### THE DATA

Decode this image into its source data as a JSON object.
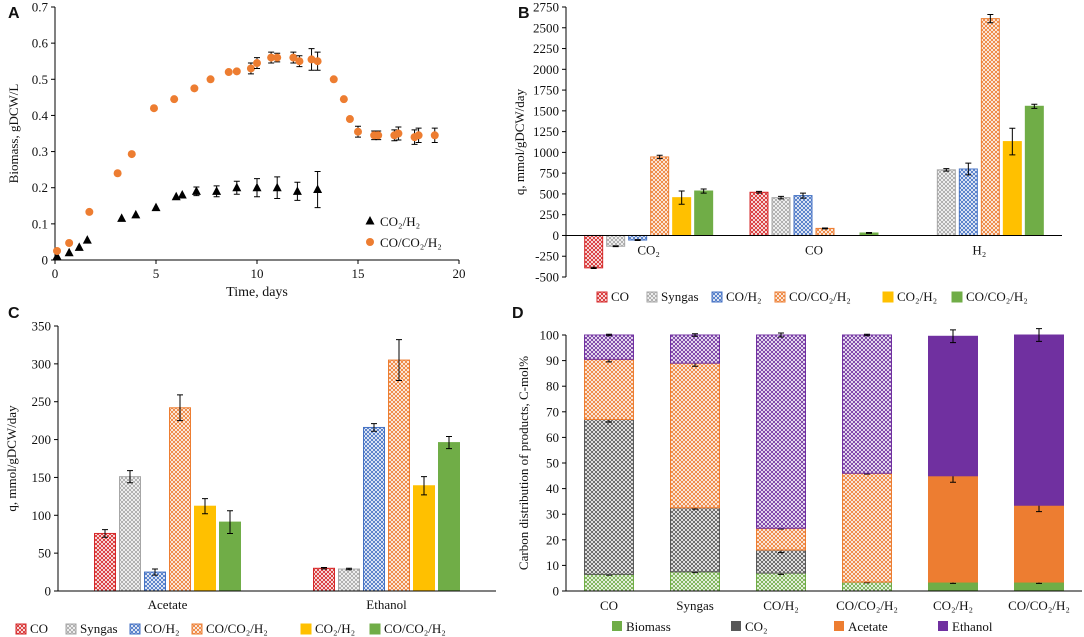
{
  "colors": {
    "CO": "#d62728",
    "Syngas": "#a6a6a6",
    "CO/H₂": "#4472c4",
    "CO/CO₂/H₂": "#ed7d31",
    "CO₂/H₂": "#ffc000",
    "CO/CO₂/H₂ solid": "#70ad47",
    "Biomass": "#70ad47",
    "CO₂": "#595959",
    "Acetate": "#ed7d31",
    "Ethanol": "#7030a0",
    "scatter_orange": "#ed7d31",
    "scatter_black": "#000000"
  },
  "chart_data": [
    {
      "panel": "A",
      "type": "scatter",
      "title": "",
      "xlabel": "Time, days",
      "ylabel": "Biomass, gDCW/L",
      "xlim": [
        0,
        20
      ],
      "ylim": [
        0,
        0.7
      ],
      "xticks": [
        0,
        5,
        10,
        15,
        20
      ],
      "yticks": [
        0,
        0.1,
        0.2,
        0.3,
        0.4,
        0.5,
        0.6,
        0.7
      ],
      "legend_position": "bottom-right",
      "series": [
        {
          "name": "CO₂/H₂",
          "marker": "triangle",
          "color": "#000000",
          "points": [
            {
              "x": 0.1,
              "y": 0.01,
              "err": 0
            },
            {
              "x": 0.7,
              "y": 0.02,
              "err": 0
            },
            {
              "x": 1.2,
              "y": 0.035,
              "err": 0
            },
            {
              "x": 1.6,
              "y": 0.055,
              "err": 0
            },
            {
              "x": 3.3,
              "y": 0.115,
              "err": 0
            },
            {
              "x": 4.0,
              "y": 0.125,
              "err": 0
            },
            {
              "x": 5.0,
              "y": 0.145,
              "err": 0
            },
            {
              "x": 6.0,
              "y": 0.175,
              "err": 0
            },
            {
              "x": 6.3,
              "y": 0.18,
              "err": 0
            },
            {
              "x": 7.0,
              "y": 0.19,
              "err": 0.012
            },
            {
              "x": 8.0,
              "y": 0.19,
              "err": 0.015
            },
            {
              "x": 9.0,
              "y": 0.2,
              "err": 0.018
            },
            {
              "x": 10.0,
              "y": 0.2,
              "err": 0.025
            },
            {
              "x": 11.0,
              "y": 0.2,
              "err": 0.03
            },
            {
              "x": 12.0,
              "y": 0.19,
              "err": 0.025
            },
            {
              "x": 13.0,
              "y": 0.195,
              "err": 0.05
            }
          ]
        },
        {
          "name": "CO/CO₂/H₂",
          "marker": "circle",
          "color": "#ed7d31",
          "points": [
            {
              "x": 0.1,
              "y": 0.025,
              "err": 0
            },
            {
              "x": 0.7,
              "y": 0.047,
              "err": 0
            },
            {
              "x": 1.7,
              "y": 0.133,
              "err": 0
            },
            {
              "x": 3.1,
              "y": 0.24,
              "err": 0
            },
            {
              "x": 3.8,
              "y": 0.293,
              "err": 0
            },
            {
              "x": 4.9,
              "y": 0.42,
              "err": 0
            },
            {
              "x": 5.9,
              "y": 0.445,
              "err": 0
            },
            {
              "x": 6.9,
              "y": 0.475,
              "err": 0
            },
            {
              "x": 7.7,
              "y": 0.5,
              "err": 0
            },
            {
              "x": 8.6,
              "y": 0.52,
              "err": 0
            },
            {
              "x": 9.0,
              "y": 0.522,
              "err": 0
            },
            {
              "x": 9.7,
              "y": 0.53,
              "err": 0.015
            },
            {
              "x": 10.0,
              "y": 0.545,
              "err": 0.015
            },
            {
              "x": 10.7,
              "y": 0.56,
              "err": 0.015
            },
            {
              "x": 11.0,
              "y": 0.56,
              "err": 0.012
            },
            {
              "x": 11.8,
              "y": 0.56,
              "err": 0.015
            },
            {
              "x": 12.1,
              "y": 0.55,
              "err": 0.015
            },
            {
              "x": 12.7,
              "y": 0.555,
              "err": 0.03
            },
            {
              "x": 13.0,
              "y": 0.55,
              "err": 0.025
            },
            {
              "x": 13.8,
              "y": 0.5,
              "err": 0
            },
            {
              "x": 14.3,
              "y": 0.445,
              "err": 0
            },
            {
              "x": 14.6,
              "y": 0.39,
              "err": 0
            },
            {
              "x": 15.0,
              "y": 0.355,
              "err": 0.015
            },
            {
              "x": 15.8,
              "y": 0.345,
              "err": 0.012
            },
            {
              "x": 16.0,
              "y": 0.345,
              "err": 0.012
            },
            {
              "x": 16.8,
              "y": 0.345,
              "err": 0.015
            },
            {
              "x": 17.0,
              "y": 0.35,
              "err": 0.018
            },
            {
              "x": 17.8,
              "y": 0.34,
              "err": 0.02
            },
            {
              "x": 18.0,
              "y": 0.345,
              "err": 0.02
            },
            {
              "x": 18.8,
              "y": 0.345,
              "err": 0.02
            }
          ]
        }
      ]
    },
    {
      "panel": "B",
      "type": "bar",
      "title": "",
      "xlabel": "",
      "ylabel": "q, mmol/gDCW/day",
      "ylim": [
        -500,
        2750
      ],
      "yticks": [
        -500,
        -250,
        0,
        250,
        500,
        750,
        1000,
        1250,
        1500,
        1750,
        2000,
        2250,
        2500,
        2750
      ],
      "categories": [
        "CO₂",
        "CO",
        "H₂"
      ],
      "series": [
        {
          "name": "CO",
          "color": "#d62728",
          "pattern": "hatch",
          "values": [
            -390,
            520,
            null
          ],
          "errors": [
            8,
            10,
            null
          ]
        },
        {
          "name": "Syngas",
          "color": "#a6a6a6",
          "pattern": "hatch",
          "values": [
            -130,
            455,
            790
          ],
          "errors": [
            5,
            15,
            15
          ]
        },
        {
          "name": "CO/H₂",
          "color": "#4472c4",
          "pattern": "hatch",
          "values": [
            -55,
            480,
            800
          ],
          "errors": [
            5,
            30,
            70
          ]
        },
        {
          "name": "CO/CO₂/H₂",
          "color": "#ed7d31",
          "pattern": "hatch",
          "values": [
            945,
            85,
            2610
          ],
          "errors": [
            20,
            5,
            50
          ]
        },
        {
          "name": "CO₂/H₂",
          "color": "#ffc000",
          "pattern": "solid",
          "values": [
            455,
            null,
            1130
          ],
          "errors": [
            80,
            null,
            160
          ]
        },
        {
          "name": "CO/CO₂/H₂",
          "color": "#70ad47",
          "pattern": "solid",
          "values": [
            535,
            30,
            1555
          ],
          "errors": [
            25,
            5,
            25
          ]
        }
      ]
    },
    {
      "panel": "C",
      "type": "bar",
      "title": "",
      "xlabel": "",
      "ylabel": "q, mmol/gDCW/day",
      "ylim": [
        0,
        350
      ],
      "yticks": [
        0,
        50,
        100,
        150,
        200,
        250,
        300,
        350
      ],
      "categories": [
        "Acetate",
        "Ethanol"
      ],
      "series": [
        {
          "name": "CO",
          "color": "#d62728",
          "pattern": "hatch",
          "values": [
            76,
            30
          ],
          "errors": [
            5,
            1
          ]
        },
        {
          "name": "Syngas",
          "color": "#a6a6a6",
          "pattern": "hatch",
          "values": [
            151,
            29
          ],
          "errors": [
            8,
            1
          ]
        },
        {
          "name": "CO/H₂",
          "color": "#4472c4",
          "pattern": "hatch",
          "values": [
            25,
            216
          ],
          "errors": [
            4,
            5
          ]
        },
        {
          "name": "CO/CO₂/H₂",
          "color": "#ed7d31",
          "pattern": "hatch",
          "values": [
            242,
            305
          ],
          "errors": [
            17,
            27
          ]
        },
        {
          "name": "CO₂/H₂",
          "color": "#ffc000",
          "pattern": "solid",
          "values": [
            112,
            139
          ],
          "errors": [
            10,
            12
          ]
        },
        {
          "name": "CO/CO₂/H₂",
          "color": "#70ad47",
          "pattern": "solid",
          "values": [
            91,
            196
          ],
          "errors": [
            15,
            8
          ]
        }
      ]
    },
    {
      "panel": "D",
      "type": "bar",
      "stacked": true,
      "title": "",
      "xlabel": "",
      "ylabel": "Carbon distribution of products, C-mol%",
      "ylim": [
        0,
        100
      ],
      "yticks": [
        0,
        10,
        20,
        30,
        40,
        50,
        60,
        70,
        80,
        90,
        100
      ],
      "categories": [
        "CO",
        "Syngas",
        "CO/H₂",
        "CO/CO₂/H₂",
        "CO₂/H₂",
        "CO/CO₂/H₂"
      ],
      "category_patterns": [
        "hatch",
        "hatch",
        "hatch",
        "hatch",
        "solid",
        "solid"
      ],
      "series": [
        {
          "name": "Biomass",
          "color": "#70ad47",
          "values": [
            6.5,
            7.5,
            7.0,
            3.5,
            3.5,
            3.5
          ],
          "errors": [
            0.3,
            0.3,
            0.5,
            0.3,
            0.5,
            0.5
          ]
        },
        {
          "name": "CO₂",
          "color": "#595959",
          "values": [
            60.5,
            25,
            9,
            0,
            0,
            0
          ],
          "errors": [
            1,
            0.5,
            1,
            0,
            0,
            0
          ]
        },
        {
          "name": "Acetate",
          "color": "#ed7d31",
          "values": [
            23.5,
            56.5,
            8.5,
            42.5,
            41.5,
            30
          ],
          "errors": [
            1,
            1.2,
            0.3,
            0.3,
            2.5,
            2.5
          ]
        },
        {
          "name": "Ethanol",
          "color": "#7030a0",
          "values": [
            9.5,
            11,
            75.5,
            54,
            54.5,
            66.5
          ],
          "errors": [
            0.3,
            0.5,
            0.8,
            0.3,
            2.5,
            2.5
          ]
        }
      ]
    }
  ]
}
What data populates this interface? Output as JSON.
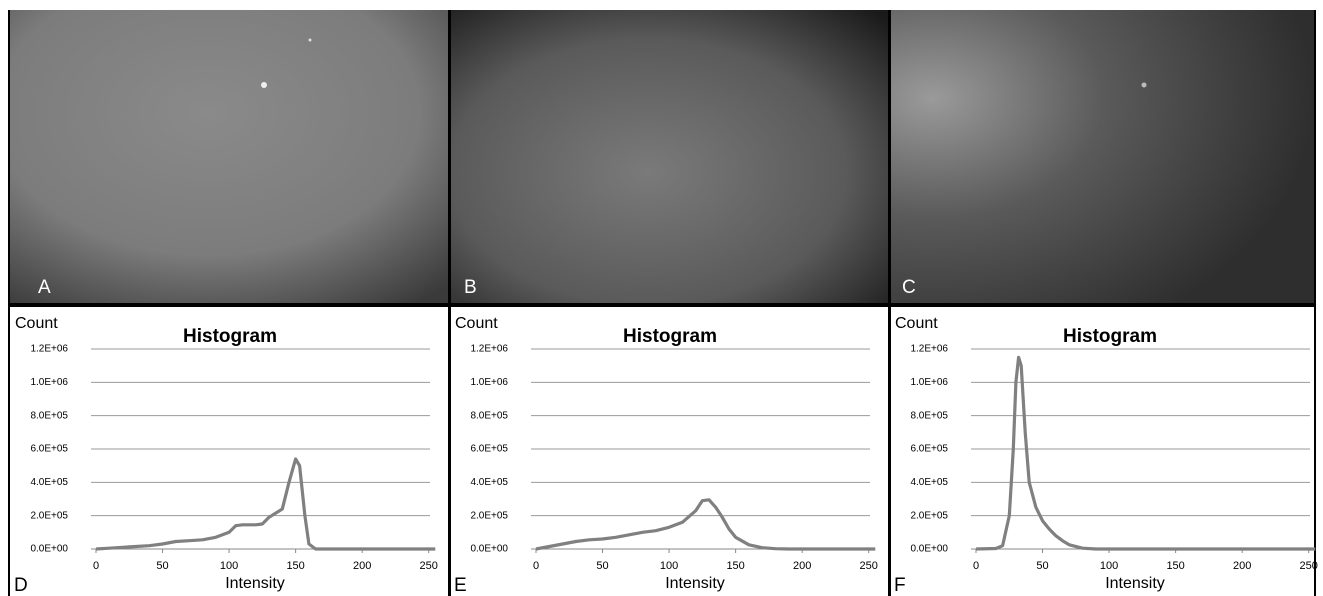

### OBJECTIVE
Pull out every line in the material above where "this" occurs.

### RESULT
Decode this image into its source data as a JSON object.
What data populates this interface? Output as JSON.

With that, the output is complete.